[Dataset items]
↓
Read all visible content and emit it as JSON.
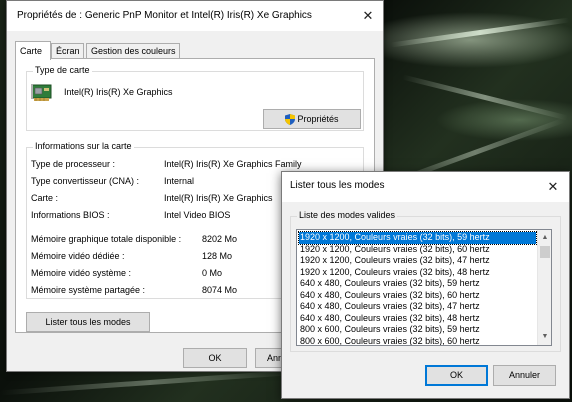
{
  "main_window": {
    "title": "Propriétés de : Generic PnP Monitor et Intel(R) Iris(R) Xe Graphics",
    "close_glyph": "✕",
    "tabs": [
      {
        "label": "Carte"
      },
      {
        "label": "Écran"
      },
      {
        "label": "Gestion des couleurs"
      }
    ],
    "adapter_type": {
      "group_label": "Type de carte",
      "adapter_name": "Intel(R) Iris(R) Xe Graphics",
      "properties_button": "Propriétés"
    },
    "adapter_info": {
      "group_label": "Informations sur la carte",
      "rows": [
        {
          "label": "Type de processeur :",
          "value": "Intel(R) Iris(R) Xe Graphics Family"
        },
        {
          "label": "Type convertisseur (CNA) :",
          "value": "Internal"
        },
        {
          "label": "Carte :",
          "value": "Intel(R) Iris(R) Xe Graphics"
        },
        {
          "label": "Informations BIOS :",
          "value": "Intel Video BIOS"
        }
      ],
      "memory_rows": [
        {
          "label": "Mémoire graphique totale disponible :",
          "value": "8202 Mo"
        },
        {
          "label": "Mémoire vidéo dédiée :",
          "value": "128 Mo"
        },
        {
          "label": "Mémoire vidéo système :",
          "value": "0 Mo"
        },
        {
          "label": "Mémoire système partagée :",
          "value": "8074 Mo"
        }
      ]
    },
    "list_all_modes_button": "Lister tous les modes",
    "ok_button": "OK",
    "cancel_button_partial": "Ann"
  },
  "modes_dialog": {
    "title": "Lister tous les modes",
    "close_glyph": "✕",
    "group_label": "Liste des modes valides",
    "modes": [
      "1920 x 1200, Couleurs vraies (32 bits), 59 hertz",
      "1920 x 1200, Couleurs vraies (32 bits), 60 hertz",
      "1920 x 1200, Couleurs vraies (32 bits), 47 hertz",
      "1920 x 1200, Couleurs vraies (32 bits), 48 hertz",
      "640 x 480, Couleurs vraies (32 bits), 59 hertz",
      "640 x 480, Couleurs vraies (32 bits), 60 hertz",
      "640 x 480, Couleurs vraies (32 bits), 47 hertz",
      "640 x 480, Couleurs vraies (32 bits), 48 hertz",
      "800 x 600, Couleurs vraies (32 bits), 59 hertz",
      "800 x 600, Couleurs vraies (32 bits), 60 hertz"
    ],
    "selected_index": 0,
    "scroll_up_glyph": "▲",
    "scroll_down_glyph": "▼",
    "ok_button": "OK",
    "cancel_button": "Annuler"
  },
  "colors": {
    "accent": "#0078d7",
    "window_bg": "#f0f0f0"
  }
}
↑
— Task details —
Wherever the word "Informations" occurs in a line of the listing, copy that line.

— Task response —
      "group_label": "Informations sur la carte",
          "label": "Informations BIOS :",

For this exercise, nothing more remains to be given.